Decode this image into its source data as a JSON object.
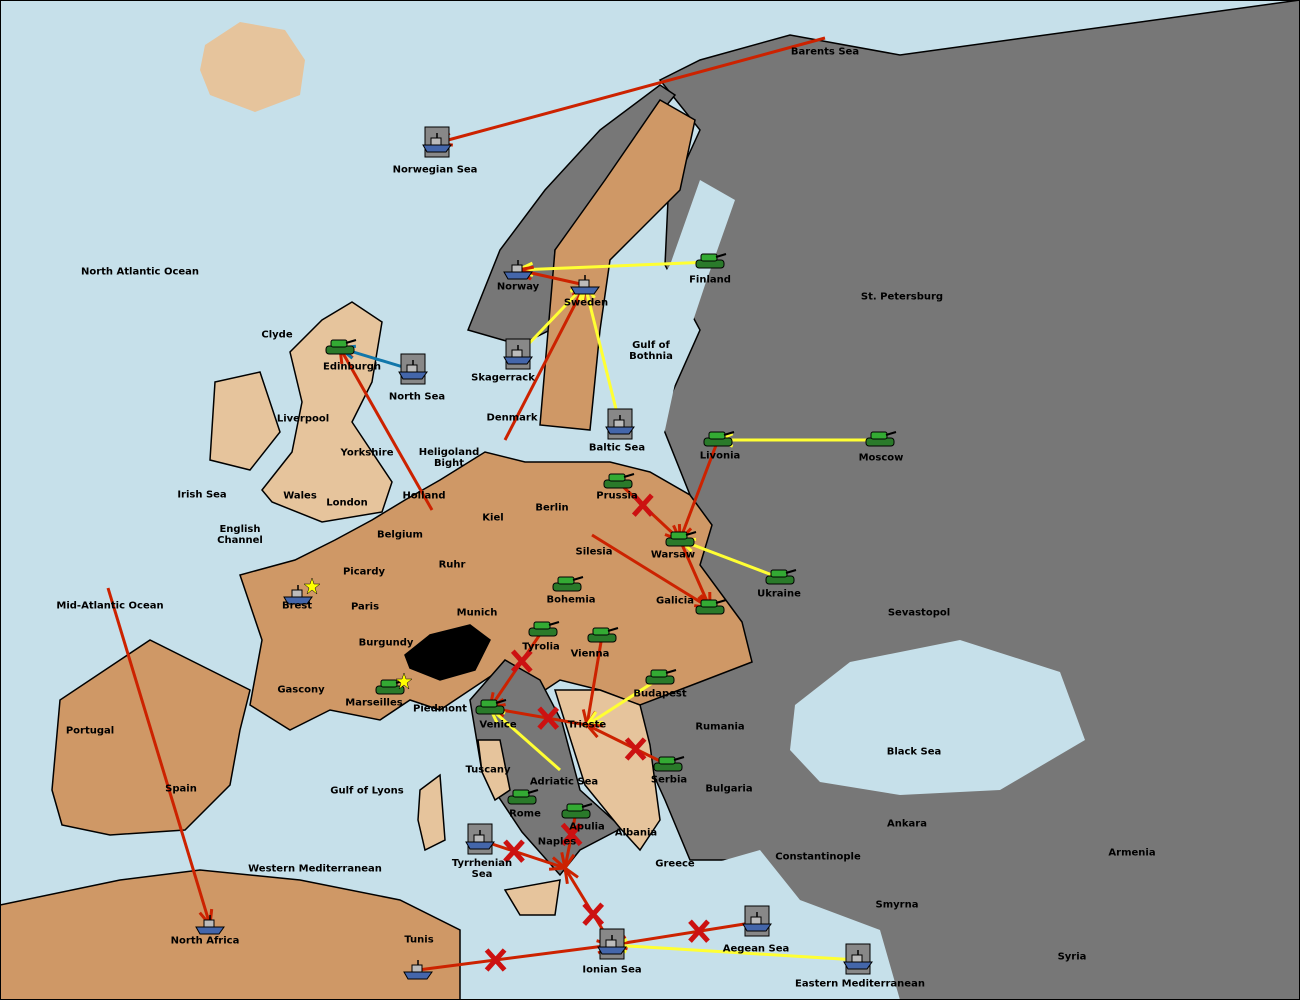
{
  "colors": {
    "sea": "#c6e0ea",
    "neutral_land": "#e6c49c",
    "power_brown": "#cf9866",
    "power_grey": "#777777",
    "support_order": "#ffff33",
    "move_order": "#cc2200",
    "convoy_order": "#1177aa",
    "army_unit": "#33aa33",
    "fleet_unit": "#4466aa"
  },
  "provinces": [
    {
      "id": "bar",
      "name": "Barents Sea"
    },
    {
      "id": "nwg",
      "name": "Norwegian Sea"
    },
    {
      "id": "nao",
      "name": "North Atlantic Ocean"
    },
    {
      "id": "nwy",
      "name": "Norway"
    },
    {
      "id": "swe",
      "name": "Sweden"
    },
    {
      "id": "fin",
      "name": "Finland"
    },
    {
      "id": "stp",
      "name": "St. Petersburg"
    },
    {
      "id": "cly",
      "name": "Clyde"
    },
    {
      "id": "edi",
      "name": "Edinburgh"
    },
    {
      "id": "nth",
      "name": "North Sea"
    },
    {
      "id": "ska",
      "name": "Skagerrack"
    },
    {
      "id": "bot",
      "name": "Gulf of Bothnia"
    },
    {
      "id": "lvp",
      "name": "Liverpool"
    },
    {
      "id": "den",
      "name": "Denmark"
    },
    {
      "id": "bal",
      "name": "Baltic Sea"
    },
    {
      "id": "yor",
      "name": "Yorkshire"
    },
    {
      "id": "hel",
      "name": "Heligoland Bight"
    },
    {
      "id": "lvn",
      "name": "Livonia"
    },
    {
      "id": "mos",
      "name": "Moscow"
    },
    {
      "id": "iri",
      "name": "Irish Sea"
    },
    {
      "id": "wal",
      "name": "Wales"
    },
    {
      "id": "hol",
      "name": "Holland"
    },
    {
      "id": "pru",
      "name": "Prussia"
    },
    {
      "id": "lon",
      "name": "London"
    },
    {
      "id": "ber",
      "name": "Berlin"
    },
    {
      "id": "kie",
      "name": "Kiel"
    },
    {
      "id": "eng",
      "name": "English Channel"
    },
    {
      "id": "bel",
      "name": "Belgium"
    },
    {
      "id": "war",
      "name": "Warsaw"
    },
    {
      "id": "sil",
      "name": "Silesia"
    },
    {
      "id": "ruh",
      "name": "Ruhr"
    },
    {
      "id": "pic",
      "name": "Picardy"
    },
    {
      "id": "ukr",
      "name": "Ukraine"
    },
    {
      "id": "bre",
      "name": "Brest"
    },
    {
      "id": "par",
      "name": "Paris"
    },
    {
      "id": "mao",
      "name": "Mid-Atlantic Ocean"
    },
    {
      "id": "boh",
      "name": "Bohemia"
    },
    {
      "id": "gal",
      "name": "Galicia"
    },
    {
      "id": "mun",
      "name": "Munich"
    },
    {
      "id": "sev",
      "name": "Sevastopol"
    },
    {
      "id": "bur",
      "name": "Burgundy"
    },
    {
      "id": "tyr",
      "name": "Tyrolia"
    },
    {
      "id": "vie",
      "name": "Vienna"
    },
    {
      "id": "gas",
      "name": "Gascony"
    },
    {
      "id": "bud",
      "name": "Budapest"
    },
    {
      "id": "mar",
      "name": "Marseilles"
    },
    {
      "id": "pie",
      "name": "Piedmont"
    },
    {
      "id": "ven",
      "name": "Venice"
    },
    {
      "id": "tri",
      "name": "Trieste"
    },
    {
      "id": "rum",
      "name": "Rumania"
    },
    {
      "id": "por",
      "name": "Portugal"
    },
    {
      "id": "bla",
      "name": "Black Sea"
    },
    {
      "id": "tus",
      "name": "Tuscany"
    },
    {
      "id": "adr",
      "name": "Adriatic Sea"
    },
    {
      "id": "ser",
      "name": "Serbia"
    },
    {
      "id": "bul",
      "name": "Bulgaria"
    },
    {
      "id": "spa",
      "name": "Spain"
    },
    {
      "id": "lyo",
      "name": "Gulf of Lyons"
    },
    {
      "id": "rom",
      "name": "Rome"
    },
    {
      "id": "apu",
      "name": "Apulia"
    },
    {
      "id": "alb",
      "name": "Albania"
    },
    {
      "id": "ank",
      "name": "Ankara"
    },
    {
      "id": "nap",
      "name": "Naples"
    },
    {
      "id": "arm",
      "name": "Armenia"
    },
    {
      "id": "con",
      "name": "Constantinople"
    },
    {
      "id": "gre",
      "name": "Greece"
    },
    {
      "id": "wes",
      "name": "Western Mediterranean"
    },
    {
      "id": "tys",
      "name": "Tyrrhenian Sea"
    },
    {
      "id": "smy",
      "name": "Smyrna"
    },
    {
      "id": "tun",
      "name": "Tunis"
    },
    {
      "id": "naf",
      "name": "North Africa"
    },
    {
      "id": "aeg",
      "name": "Aegean Sea"
    },
    {
      "id": "syr",
      "name": "Syria"
    },
    {
      "id": "ion",
      "name": "Ionian Sea"
    },
    {
      "id": "eas",
      "name": "Eastern Mediterranean"
    }
  ],
  "units": [
    {
      "type": "army",
      "at": "fin"
    },
    {
      "type": "army",
      "at": "edi"
    },
    {
      "type": "army",
      "at": "lvn"
    },
    {
      "type": "army",
      "at": "mos"
    },
    {
      "type": "army",
      "at": "pru"
    },
    {
      "type": "army",
      "at": "war"
    },
    {
      "type": "army",
      "at": "ukr"
    },
    {
      "type": "army",
      "at": "gal"
    },
    {
      "type": "army",
      "at": "boh"
    },
    {
      "type": "army",
      "at": "tyr"
    },
    {
      "type": "army",
      "at": "vie"
    },
    {
      "type": "army",
      "at": "bud"
    },
    {
      "type": "army",
      "at": "mar"
    },
    {
      "type": "army",
      "at": "ven"
    },
    {
      "type": "army",
      "at": "ser"
    },
    {
      "type": "army",
      "at": "rom"
    },
    {
      "type": "army",
      "at": "apu"
    },
    {
      "type": "fleet",
      "at": "nwg",
      "shield": true
    },
    {
      "type": "fleet",
      "at": "nwy"
    },
    {
      "type": "fleet",
      "at": "swe"
    },
    {
      "type": "fleet",
      "at": "nth",
      "shield": true
    },
    {
      "type": "fleet",
      "at": "ska",
      "shield": true
    },
    {
      "type": "fleet",
      "at": "bal",
      "shield": true
    },
    {
      "type": "fleet",
      "at": "bre"
    },
    {
      "type": "fleet",
      "at": "naf"
    },
    {
      "type": "fleet",
      "at": "tys",
      "shield": true
    },
    {
      "type": "fleet",
      "at": "tun"
    },
    {
      "type": "fleet",
      "at": "ion",
      "shield": true
    },
    {
      "type": "fleet",
      "at": "aeg",
      "shield": true
    },
    {
      "type": "fleet",
      "at": "eas",
      "shield": true
    }
  ],
  "orders": [
    {
      "kind": "move",
      "from": "bar",
      "to": "nwg"
    },
    {
      "kind": "support",
      "from": "fin",
      "to": "nwy"
    },
    {
      "kind": "move",
      "from": "swe",
      "to": "nwy"
    },
    {
      "kind": "move",
      "from": "den",
      "to": "swe"
    },
    {
      "kind": "support",
      "from": "bal",
      "to": "swe"
    },
    {
      "kind": "support",
      "from": "ska",
      "to": "swe"
    },
    {
      "kind": "move",
      "from": "hol",
      "to": "edi"
    },
    {
      "kind": "convoy",
      "from": "nth",
      "to": "edi"
    },
    {
      "kind": "move",
      "from": "mao",
      "to": "naf"
    },
    {
      "kind": "support",
      "from": "mos",
      "to": "lvn"
    },
    {
      "kind": "move",
      "from": "lvn",
      "to": "war"
    },
    {
      "kind": "move",
      "from": "pru",
      "to": "war",
      "failed": true
    },
    {
      "kind": "support",
      "from": "ukr",
      "to": "war"
    },
    {
      "kind": "move",
      "from": "sil",
      "to": "gal"
    },
    {
      "kind": "move",
      "from": "war",
      "to": "gal"
    },
    {
      "kind": "move",
      "from": "tyr",
      "to": "ven",
      "failed": true
    },
    {
      "kind": "move",
      "from": "vie",
      "to": "tri"
    },
    {
      "kind": "move",
      "from": "tri",
      "to": "ven",
      "failed": true
    },
    {
      "kind": "support",
      "from": "bud",
      "to": "tri"
    },
    {
      "kind": "support",
      "from": "adr",
      "to": "ven"
    },
    {
      "kind": "move",
      "from": "ser",
      "to": "tri",
      "failed": true
    },
    {
      "kind": "move",
      "from": "tys",
      "to": "nap",
      "failed": true
    },
    {
      "kind": "move",
      "from": "apu",
      "to": "nap",
      "failed": true
    },
    {
      "kind": "move",
      "from": "ion",
      "to": "nap",
      "failed": true
    },
    {
      "kind": "move",
      "from": "tun",
      "to": "ion",
      "failed": true
    },
    {
      "kind": "move",
      "from": "aeg",
      "to": "ion",
      "failed": true
    },
    {
      "kind": "support",
      "from": "eas",
      "to": "ion"
    }
  ]
}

Job:
Give the number of lines in the entries that include the string "Ocean", and nothing more.

Complete response:
2